SET EXERCISE: Find how many lines in the material hold the word "color", then state that number and nothing more.

MATERIAL SHOWN:
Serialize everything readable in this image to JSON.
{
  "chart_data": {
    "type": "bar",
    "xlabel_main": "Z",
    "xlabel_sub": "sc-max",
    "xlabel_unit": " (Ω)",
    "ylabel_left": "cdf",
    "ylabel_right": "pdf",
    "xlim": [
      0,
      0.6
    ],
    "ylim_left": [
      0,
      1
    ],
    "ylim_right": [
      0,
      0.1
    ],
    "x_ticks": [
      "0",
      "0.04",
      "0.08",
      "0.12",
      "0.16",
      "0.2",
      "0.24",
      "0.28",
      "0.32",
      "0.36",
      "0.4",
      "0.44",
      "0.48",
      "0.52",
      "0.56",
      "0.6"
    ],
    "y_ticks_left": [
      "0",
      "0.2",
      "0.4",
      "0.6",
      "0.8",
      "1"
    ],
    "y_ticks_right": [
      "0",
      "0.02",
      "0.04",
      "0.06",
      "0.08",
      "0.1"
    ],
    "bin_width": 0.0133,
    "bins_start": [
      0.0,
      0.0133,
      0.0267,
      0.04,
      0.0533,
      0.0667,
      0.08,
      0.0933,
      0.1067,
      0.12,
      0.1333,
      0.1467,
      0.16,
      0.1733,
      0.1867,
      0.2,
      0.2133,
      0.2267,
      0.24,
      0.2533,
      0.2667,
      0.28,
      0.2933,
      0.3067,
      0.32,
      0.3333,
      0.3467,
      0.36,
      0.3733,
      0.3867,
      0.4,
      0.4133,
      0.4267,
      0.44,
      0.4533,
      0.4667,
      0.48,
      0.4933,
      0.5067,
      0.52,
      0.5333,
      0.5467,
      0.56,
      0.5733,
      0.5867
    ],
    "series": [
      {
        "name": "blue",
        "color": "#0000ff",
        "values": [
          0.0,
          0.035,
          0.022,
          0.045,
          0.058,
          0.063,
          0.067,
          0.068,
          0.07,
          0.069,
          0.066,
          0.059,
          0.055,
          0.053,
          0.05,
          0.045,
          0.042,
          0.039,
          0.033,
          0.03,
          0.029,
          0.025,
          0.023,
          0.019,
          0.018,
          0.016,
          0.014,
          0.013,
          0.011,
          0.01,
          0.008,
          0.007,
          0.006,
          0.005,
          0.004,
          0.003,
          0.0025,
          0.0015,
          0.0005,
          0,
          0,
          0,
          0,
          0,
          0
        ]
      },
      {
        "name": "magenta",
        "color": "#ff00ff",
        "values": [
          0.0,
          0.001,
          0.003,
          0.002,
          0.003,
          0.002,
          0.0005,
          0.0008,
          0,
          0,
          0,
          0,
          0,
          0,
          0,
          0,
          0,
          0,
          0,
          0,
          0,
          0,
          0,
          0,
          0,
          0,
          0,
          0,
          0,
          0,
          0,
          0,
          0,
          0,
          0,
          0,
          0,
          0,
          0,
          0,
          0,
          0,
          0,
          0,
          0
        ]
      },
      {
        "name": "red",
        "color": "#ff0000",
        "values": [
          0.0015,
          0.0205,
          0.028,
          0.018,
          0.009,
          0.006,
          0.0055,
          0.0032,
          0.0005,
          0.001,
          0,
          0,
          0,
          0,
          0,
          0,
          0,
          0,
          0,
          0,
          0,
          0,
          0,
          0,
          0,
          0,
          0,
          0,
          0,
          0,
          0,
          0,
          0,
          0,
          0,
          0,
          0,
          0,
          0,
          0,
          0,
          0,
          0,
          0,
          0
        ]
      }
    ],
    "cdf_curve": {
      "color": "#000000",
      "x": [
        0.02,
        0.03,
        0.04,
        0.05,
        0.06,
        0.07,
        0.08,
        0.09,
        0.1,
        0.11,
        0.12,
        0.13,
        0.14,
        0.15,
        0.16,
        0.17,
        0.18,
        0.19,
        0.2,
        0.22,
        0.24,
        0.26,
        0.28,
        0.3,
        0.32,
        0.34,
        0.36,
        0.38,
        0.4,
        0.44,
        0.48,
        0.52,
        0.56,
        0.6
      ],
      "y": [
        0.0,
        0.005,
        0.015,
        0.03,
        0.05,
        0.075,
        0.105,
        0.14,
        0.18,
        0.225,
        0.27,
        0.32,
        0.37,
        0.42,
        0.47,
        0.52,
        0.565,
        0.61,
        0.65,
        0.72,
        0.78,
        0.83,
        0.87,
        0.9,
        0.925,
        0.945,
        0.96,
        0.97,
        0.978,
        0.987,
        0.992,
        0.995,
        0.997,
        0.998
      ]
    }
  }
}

TASK OUTPUT: 4